● **Given task**
Wherever "صلاته" appears in a line, copy that line.

════════════════════

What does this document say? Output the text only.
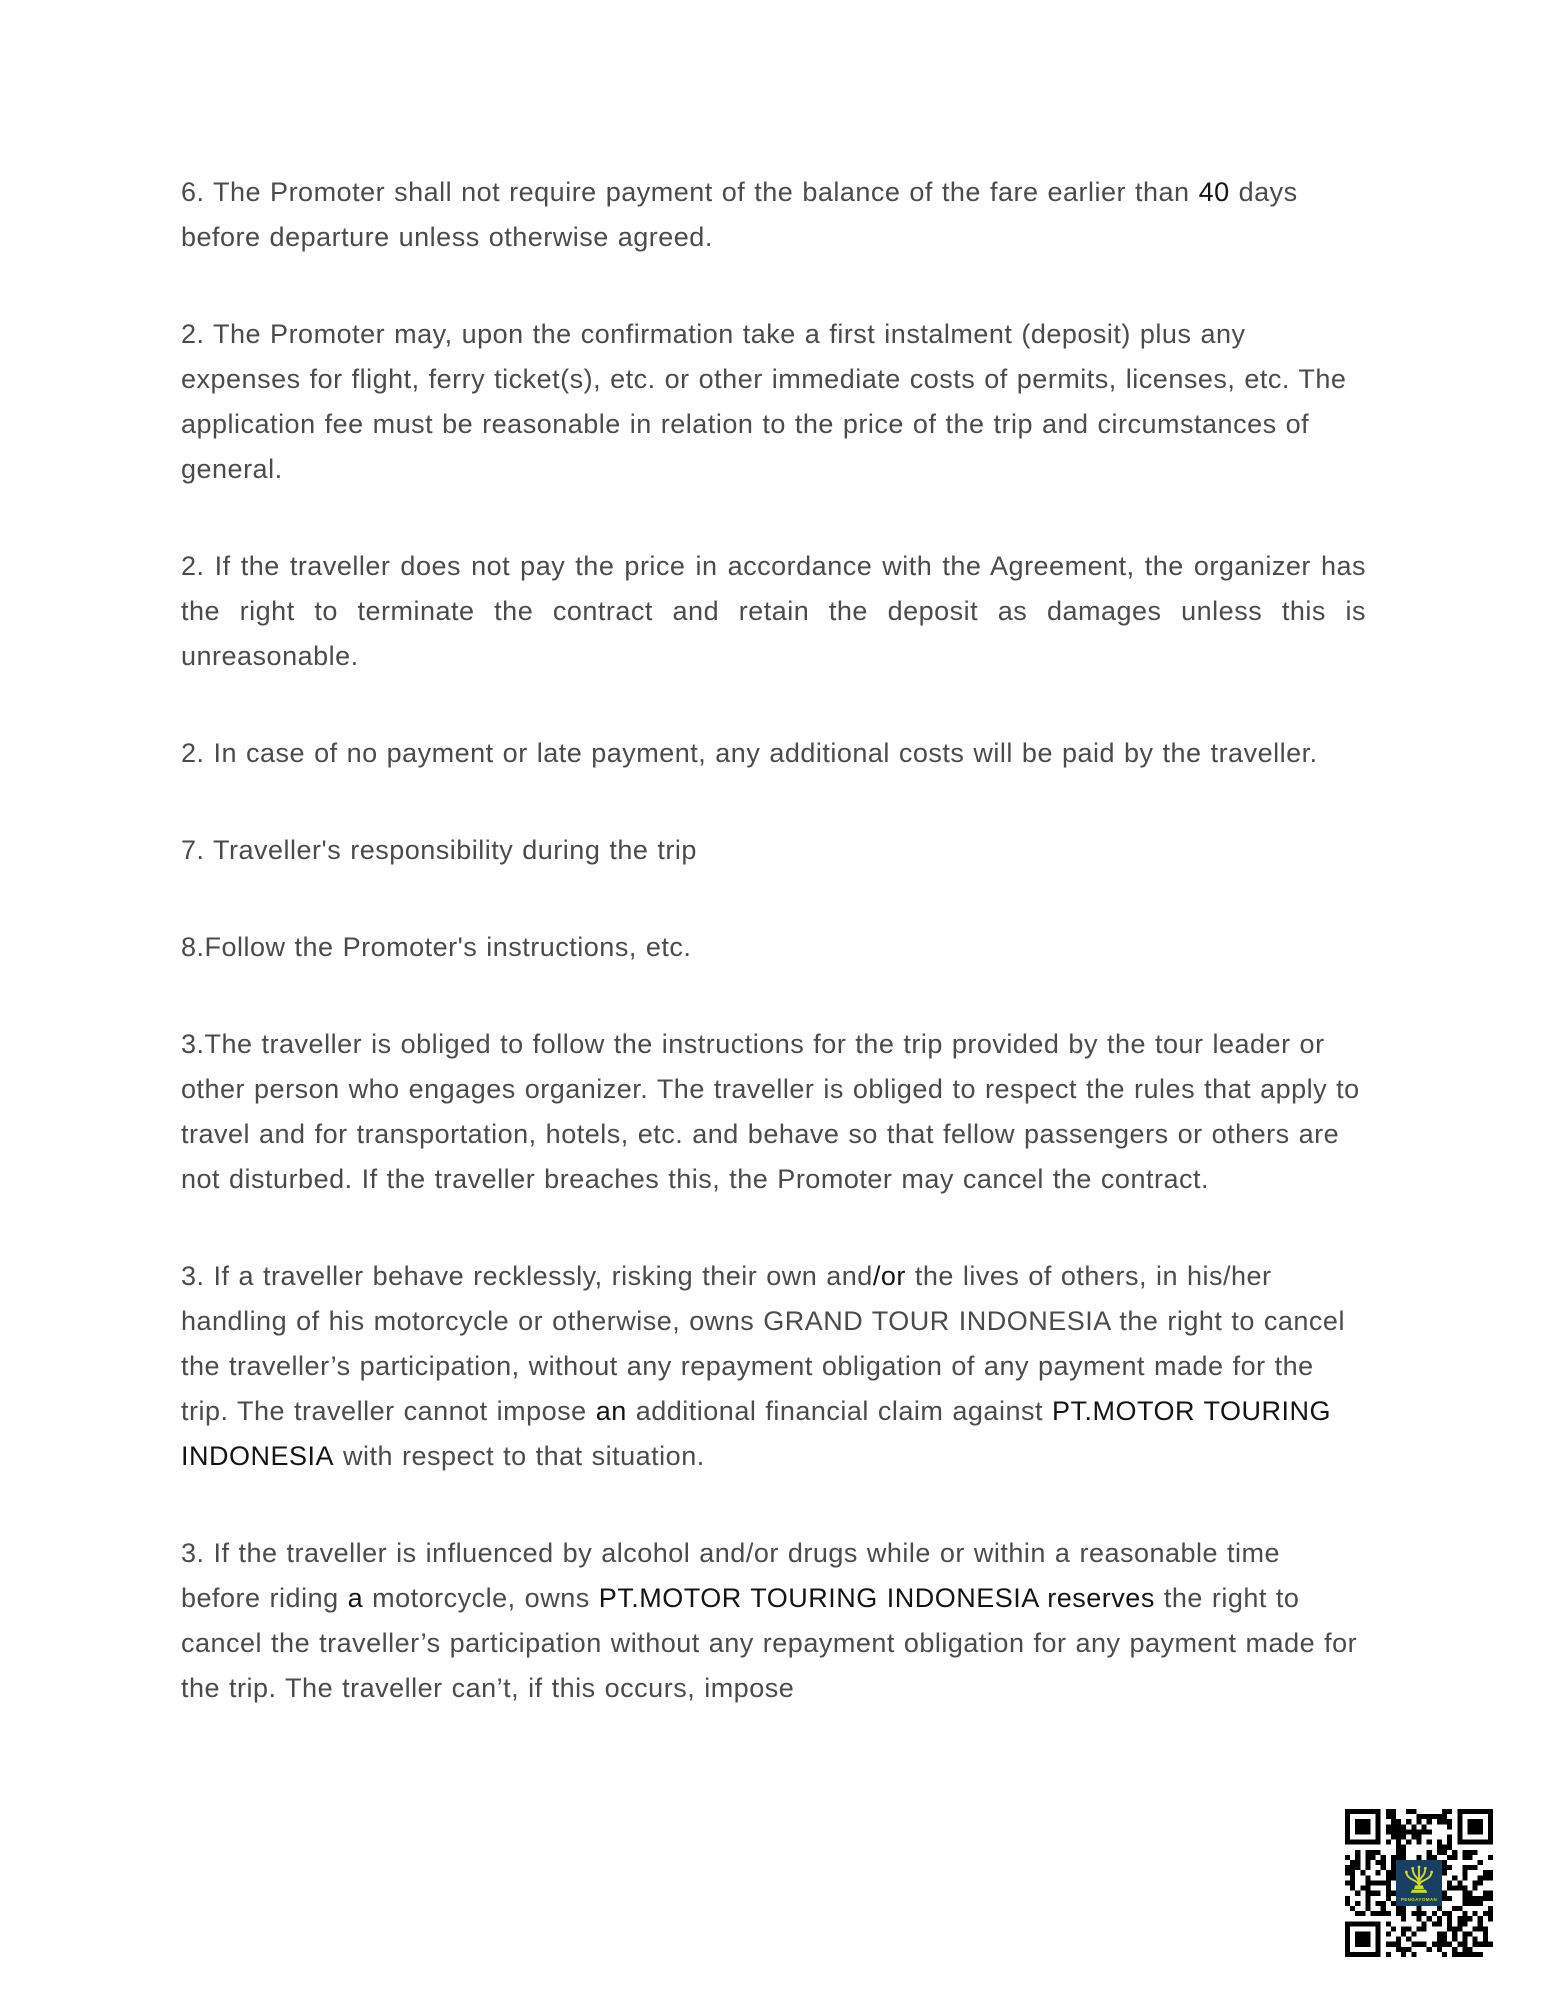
6. The Promoter shall not require payment of the balance of the fare earlier than 40 days before departure unless otherwise agreed.

2. The Promoter may, upon the confirmation take a first instalment (deposit) plus any expenses for flight, ferry ticket(s), etc. or other immediate costs of permits, licenses, etc. The application fee must be reasonable in relation to the price of the trip and circumstances of general.

2. If the traveller does not pay the price in accordance with the Agreement, the organizer has the right to terminate the contract and retain the deposit as damages unless this is unreasonable.

2. In case of no payment or late payment, any additional costs will be paid by the traveller.

7. Traveller's responsibility during the trip

8.Follow the Promoter's instructions, etc.

3.The traveller is obliged to follow the instructions for the trip provided by the tour leader or other person who engages organizer. The traveller is obliged to respect the rules that apply to travel and for transportation, hotels, etc. and behave so that fellow passengers or others are not disturbed. If the traveller breaches this, the Promoter may cancel the contract.

3. If a traveller behave recklessly, risking their own and/or the lives of others, in his/her handling of his motorcycle or otherwise, owns GRAND TOUR INDONESIA the right to cancel the traveller’s participation, without any repayment obligation of any payment made for the trip. The traveller cannot impose an additional financial claim against PT.MOTOR TOURING INDONESIA with respect to that situation.

3. If the traveller is influenced by alcohol and/or drugs while or within a reasonable time before riding a motorcycle, owns PT.MOTOR TOURING INDONESIA reserves the right to cancel the traveller’s participation without any repayment obligation for any payment made for the trip. The traveller can’t, if this occurs, impose

PENGAYOMAN
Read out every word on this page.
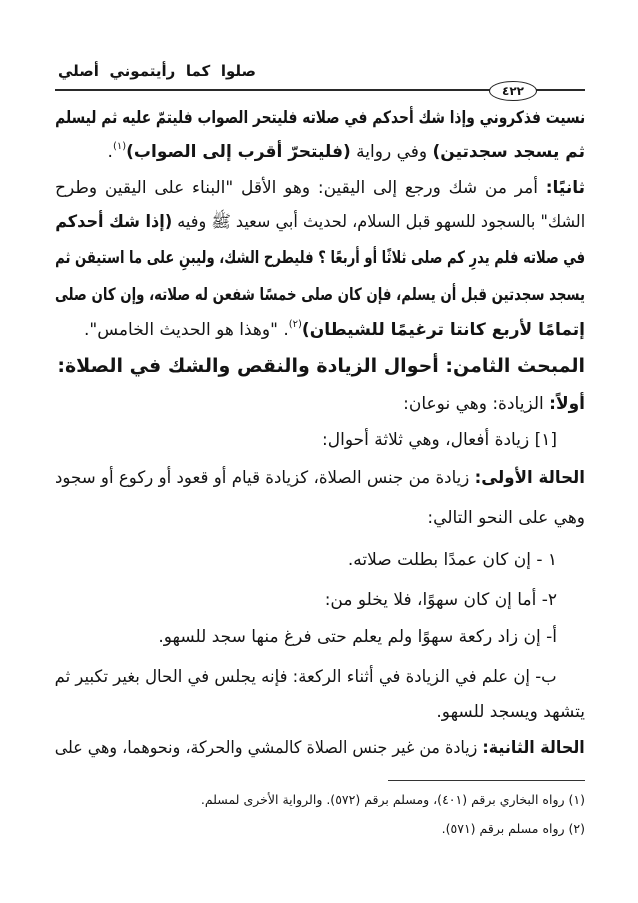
صلوا كما رأيتموني أصلي
٤٢٢
نسيت فذكروني وإذا شك أحدكم في صلاته فليتحر الصواب فليتمّ عليه ثم ليسلم
ثم يسجد سجدتين) وفي رواية (فليتحرّ أقرب إلى الصواب)$^{(١)}$.
ثانيًا: أمر من شك ورجع إلى اليقين: وهو الأقل "البناء على اليقين وطرح
الشك" بالسجود للسهو قبل السلام، لحديث أبي سعيد ﷺ وفيه (إذا شك أحدكم
في صلاته فلم يدرِ كم صلى ثلاثًا أو أربعًا ؟ فليطرح الشك، وليبنِ على ما استيقن ثم
يسجد سجدتين قبل أن يسلم، فإن كان صلى خمسًا شفعن له صلاته، وإن كان صلى
إتمامًا لأربع كانتا ترغيمًا للشيطان)$^{(٢)}$. "وهذا هو الحديث الخامس".
المبحث الثامن: أحوال الزيادة والنقص والشك في الصلاة:
أولاً: الزيادة: وهي نوعان:
[١] زيادة أفعال، وهي ثلاثة أحوال:
الحالة الأولى: زيادة من جنس الصلاة، كزيادة قيام أو قعود أو ركوع أو سجود
وهي على النحو التالي:
١ - إن كان عمدًا بطلت صلاته.
٢- أما إن كان سهوًا، فلا يخلو من:
أ- إن زاد ركعة سهوًا ولم يعلم حتى فرغ منها سجد للسهو.
ب- إن علم في الزيادة في أثناء الركعة: فإنه يجلس في الحال بغير تكبير ثم
يتشهد ويسجد للسهو.
الحالة الثانية: زيادة من غير جنس الصلاة كالمشي والحركة، ونحوهما، وهي على
(١) رواه البخاري برقم (٤٠١)، ومسلم برقم (٥٧٢). والرواية الأخرى لمسلم.
(٢) رواه مسلم برقم (٥٧١).
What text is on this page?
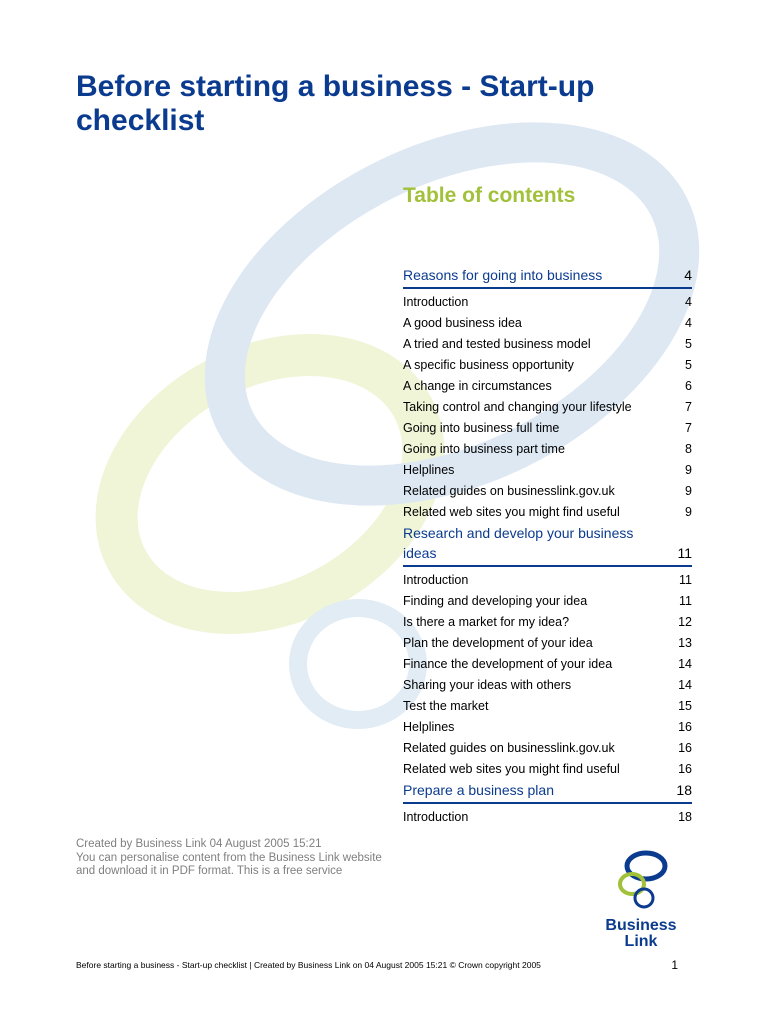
Before starting a business - Start-up checklist
Table of contents
Reasons for going into business	4
Introduction	4
A good business idea	4
A tried and tested business model	5
A specific business opportunity	5
A change in circumstances	6
Taking control and changing your lifestyle	7
Going into business full time	7
Going into business part time	8
Helplines	9
Related guides on businesslink.gov.uk	9
Related web sites you might find useful	9
Research and develop your business ideas	11
Introduction	11
Finding and developing your idea	11
Is there a market for my idea?	12
Plan the development of your idea	13
Finance the development of your idea	14
Sharing your ideas with others	14
Test the market	15
Helplines	16
Related guides on businesslink.gov.uk	16
Related web sites you might find useful	16
Prepare a business plan	18
Introduction	18
Created by Business Link 04 August 2005 15:21
You can personalise content from the Business Link website
and download it in PDF format. This is a free service
Business
Link
Before starting a business - Start-up checklist | Created by Business Link on 04 August 2005 15:21 © Crown copyright 2005	1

════════════════════

● **Answer to the problem**
نسيت فذكروني وإذا شك أحدكم في صلاته فليتحر الصواب فليتمّ عليه ثم ليسلم
في صلاته فلم يدرِ كم صلى ثلاثًا أو أربعًا ؟ فليطرح الشك، وليبنِ على ما استيقن ثم
يسجد سجدتين قبل أن يسلم، فإن كان صلى خمسًا شفعن له صلاته، وإن كان صلى
١ - إن كان عمدًا بطلت صلاته.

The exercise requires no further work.